[Structured figure records]
☆ ☆ ☆ ☆
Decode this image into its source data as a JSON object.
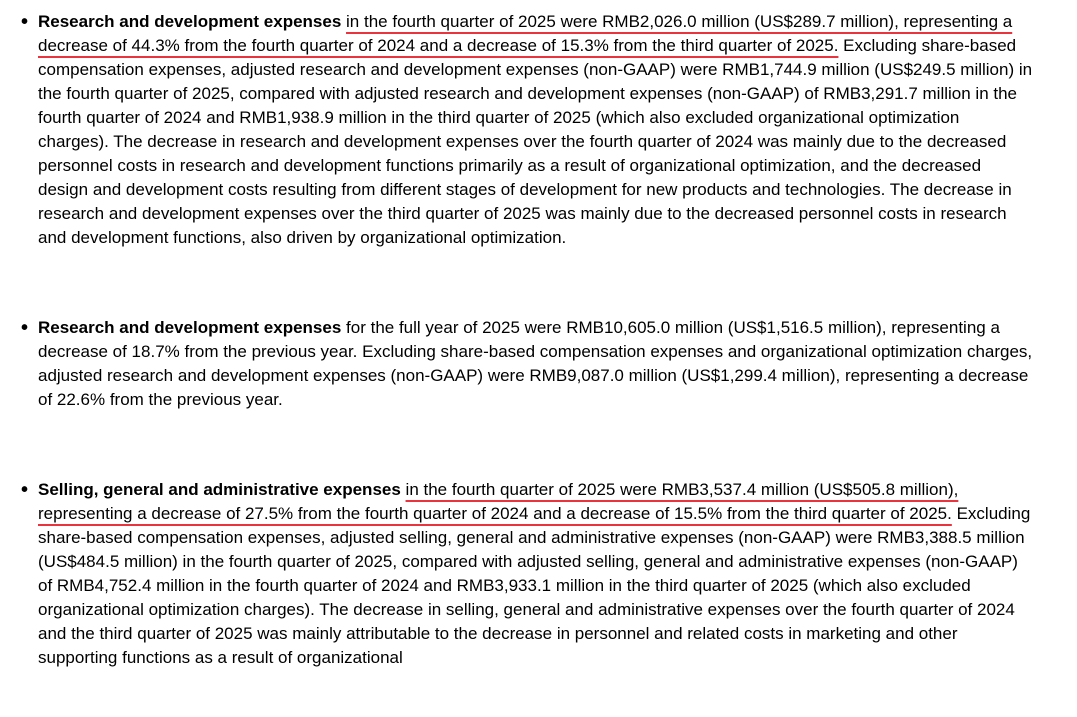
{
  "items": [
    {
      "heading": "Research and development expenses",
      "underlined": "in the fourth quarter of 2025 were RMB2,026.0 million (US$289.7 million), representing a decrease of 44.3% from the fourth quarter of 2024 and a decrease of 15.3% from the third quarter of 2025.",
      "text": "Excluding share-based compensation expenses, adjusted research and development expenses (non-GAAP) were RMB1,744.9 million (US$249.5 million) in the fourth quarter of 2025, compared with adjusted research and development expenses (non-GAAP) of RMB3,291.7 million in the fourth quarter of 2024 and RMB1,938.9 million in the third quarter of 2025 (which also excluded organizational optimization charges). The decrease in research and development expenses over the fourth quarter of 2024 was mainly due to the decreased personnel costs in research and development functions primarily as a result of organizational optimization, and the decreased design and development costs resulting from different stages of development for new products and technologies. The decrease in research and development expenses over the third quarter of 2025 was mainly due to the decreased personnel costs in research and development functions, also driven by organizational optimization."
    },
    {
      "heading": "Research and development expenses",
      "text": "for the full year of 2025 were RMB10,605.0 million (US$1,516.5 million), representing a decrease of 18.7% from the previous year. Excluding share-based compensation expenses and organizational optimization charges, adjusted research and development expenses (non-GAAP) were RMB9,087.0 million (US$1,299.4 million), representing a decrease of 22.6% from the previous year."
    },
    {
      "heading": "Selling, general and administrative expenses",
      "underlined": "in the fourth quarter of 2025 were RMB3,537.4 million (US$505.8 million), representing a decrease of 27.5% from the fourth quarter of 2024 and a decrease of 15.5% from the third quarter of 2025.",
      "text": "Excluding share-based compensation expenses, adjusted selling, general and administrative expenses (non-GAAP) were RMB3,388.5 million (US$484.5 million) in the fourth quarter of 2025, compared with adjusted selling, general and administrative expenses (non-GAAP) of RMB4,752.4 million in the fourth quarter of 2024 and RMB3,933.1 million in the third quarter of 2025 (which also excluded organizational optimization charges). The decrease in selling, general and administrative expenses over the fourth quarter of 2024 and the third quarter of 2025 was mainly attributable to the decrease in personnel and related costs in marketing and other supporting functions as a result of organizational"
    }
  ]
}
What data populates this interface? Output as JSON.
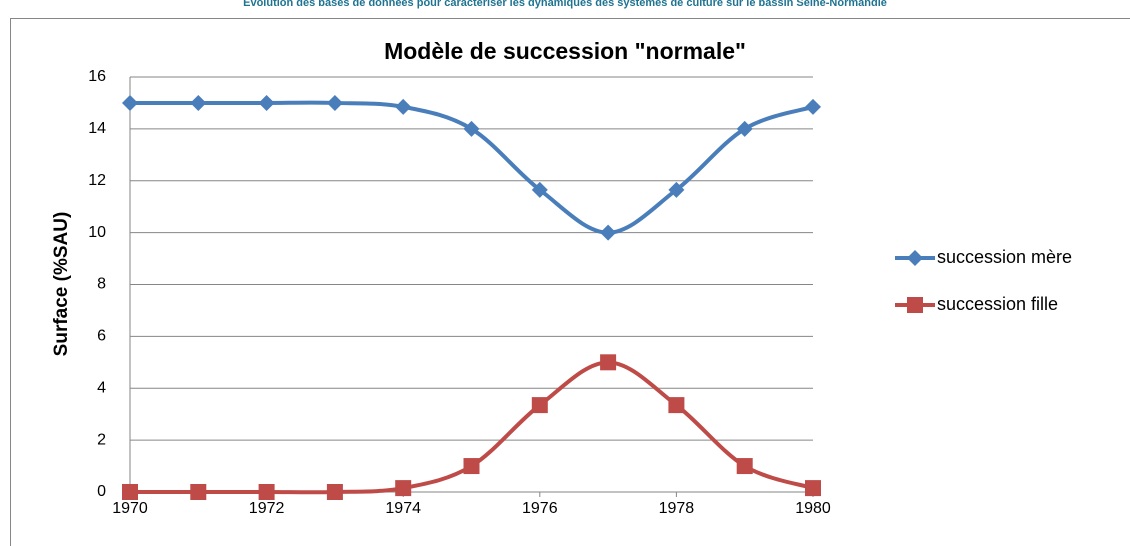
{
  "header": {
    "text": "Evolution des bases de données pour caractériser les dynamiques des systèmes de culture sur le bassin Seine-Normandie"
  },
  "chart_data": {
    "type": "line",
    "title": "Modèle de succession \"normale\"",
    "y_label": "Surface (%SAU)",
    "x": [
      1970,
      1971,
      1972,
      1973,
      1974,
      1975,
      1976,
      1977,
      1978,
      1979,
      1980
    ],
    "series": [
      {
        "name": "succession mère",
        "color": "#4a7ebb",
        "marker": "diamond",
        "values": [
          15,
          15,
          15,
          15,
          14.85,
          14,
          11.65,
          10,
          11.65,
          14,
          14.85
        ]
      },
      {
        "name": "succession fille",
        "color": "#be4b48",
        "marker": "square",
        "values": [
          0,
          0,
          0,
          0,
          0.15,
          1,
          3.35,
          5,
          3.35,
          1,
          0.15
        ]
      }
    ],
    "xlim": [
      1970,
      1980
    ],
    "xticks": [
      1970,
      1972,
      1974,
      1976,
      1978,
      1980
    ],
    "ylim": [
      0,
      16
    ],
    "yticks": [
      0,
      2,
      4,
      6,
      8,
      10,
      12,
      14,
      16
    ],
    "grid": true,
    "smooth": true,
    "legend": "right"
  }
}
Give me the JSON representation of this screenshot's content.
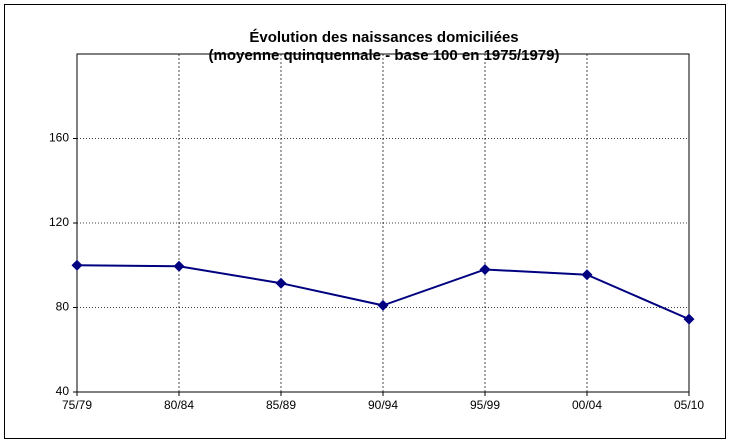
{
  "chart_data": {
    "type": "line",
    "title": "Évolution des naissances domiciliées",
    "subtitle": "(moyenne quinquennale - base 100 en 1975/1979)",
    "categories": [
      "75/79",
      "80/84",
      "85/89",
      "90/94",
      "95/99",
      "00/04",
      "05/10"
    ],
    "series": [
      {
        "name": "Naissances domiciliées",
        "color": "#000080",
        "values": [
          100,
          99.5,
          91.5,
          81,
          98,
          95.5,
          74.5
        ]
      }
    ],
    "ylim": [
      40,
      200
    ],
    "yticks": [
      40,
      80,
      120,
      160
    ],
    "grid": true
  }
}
☆ ☆ ☆ ☆
**Instruction**
Are you able to set down all the lines above exactly, without any pictures?

**Response below**
Decode this image into its source data as a JSON object.
{
  "items": [
    {
      "heading": "Research and development expenses",
      "underlined": "in the fourth quarter of 2025 were RMB2,026.0 million (US$289.7 million), representing a decrease of 44.3% from the fourth quarter of 2024 and a decrease of 15.3% from the third quarter of 2025.",
      "text": "Excluding share-based compensation expenses, adjusted research and development expenses (non-GAAP) were RMB1,744.9 million (US$249.5 million) in the fourth quarter of 2025, compared with adjusted research and development expenses (non-GAAP) of RMB3,291.7 million in the fourth quarter of 2024 and RMB1,938.9 million in the third quarter of 2025 (which also excluded organizational optimization charges). The decrease in research and development expenses over the fourth quarter of 2024 was mainly due to the decreased personnel costs in research and development functions primarily as a result of organizational optimization, and the decreased design and development costs resulting from different stages of development for new products and technologies. The decrease in research and development expenses over the third quarter of 2025 was mainly due to the decreased personnel costs in research and development functions, also driven by organizational optimization."
    },
    {
      "heading": "Research and development expenses",
      "text": "for the full year of 2025 were RMB10,605.0 million (US$1,516.5 million), representing a decrease of 18.7% from the previous year. Excluding share-based compensation expenses and organizational optimization charges, adjusted research and development expenses (non-GAAP) were RMB9,087.0 million (US$1,299.4 million), representing a decrease of 22.6% from the previous year."
    },
    {
      "heading": "Selling, general and administrative expenses",
      "underlined": "in the fourth quarter of 2025 were RMB3,537.4 million (US$505.8 million), representing a decrease of 27.5% from the fourth quarter of 2024 and a decrease of 15.5% from the third quarter of 2025.",
      "text": "Excluding share-based compensation expenses, adjusted selling, general and administrative expenses (non-GAAP) were RMB3,388.5 million (US$484.5 million) in the fourth quarter of 2025, compared with adjusted selling, general and administrative expenses (non-GAAP) of RMB4,752.4 million in the fourth quarter of 2024 and RMB3,933.1 million in the third quarter of 2025 (which also excluded organizational optimization charges). The decrease in selling, general and administrative expenses over the fourth quarter of 2024 and the third quarter of 2025 was mainly attributable to the decrease in personnel and related costs in marketing and other supporting functions as a result of organizational"
    }
  ]
}
What data populates this interface? Output as JSON.
{
  "header": {
    "text": "Evolution des bases de données pour caractériser les dynamiques des systèmes de culture sur le bassin Seine-Normandie"
  },
  "chart_data": {
    "type": "line",
    "title": "Modèle de succession \"normale\"",
    "y_label": "Surface (%SAU)",
    "x": [
      1970,
      1971,
      1972,
      1973,
      1974,
      1975,
      1976,
      1977,
      1978,
      1979,
      1980
    ],
    "series": [
      {
        "name": "succession mère",
        "color": "#4a7ebb",
        "marker": "diamond",
        "values": [
          15,
          15,
          15,
          15,
          14.85,
          14,
          11.65,
          10,
          11.65,
          14,
          14.85
        ]
      },
      {
        "name": "succession fille",
        "color": "#be4b48",
        "marker": "square",
        "values": [
          0,
          0,
          0,
          0,
          0.15,
          1,
          3.35,
          5,
          3.35,
          1,
          0.15
        ]
      }
    ],
    "xlim": [
      1970,
      1980
    ],
    "xticks": [
      1970,
      1972,
      1974,
      1976,
      1978,
      1980
    ],
    "ylim": [
      0,
      16
    ],
    "yticks": [
      0,
      2,
      4,
      6,
      8,
      10,
      12,
      14,
      16
    ],
    "grid": true,
    "smooth": true,
    "legend": "right"
  }
}
Give me the JSON representation of this screenshot's content.
{
  "chart_data": {
    "type": "line",
    "title": "Évolution des naissances domiciliées",
    "subtitle": "(moyenne quinquennale - base 100 en 1975/1979)",
    "categories": [
      "75/79",
      "80/84",
      "85/89",
      "90/94",
      "95/99",
      "00/04",
      "05/10"
    ],
    "series": [
      {
        "name": "Naissances domiciliées",
        "color": "#000080",
        "values": [
          100,
          99.5,
          91.5,
          81,
          98,
          95.5,
          74.5
        ]
      }
    ],
    "ylim": [
      40,
      200
    ],
    "yticks": [
      40,
      80,
      120,
      160
    ],
    "grid": true
  }
}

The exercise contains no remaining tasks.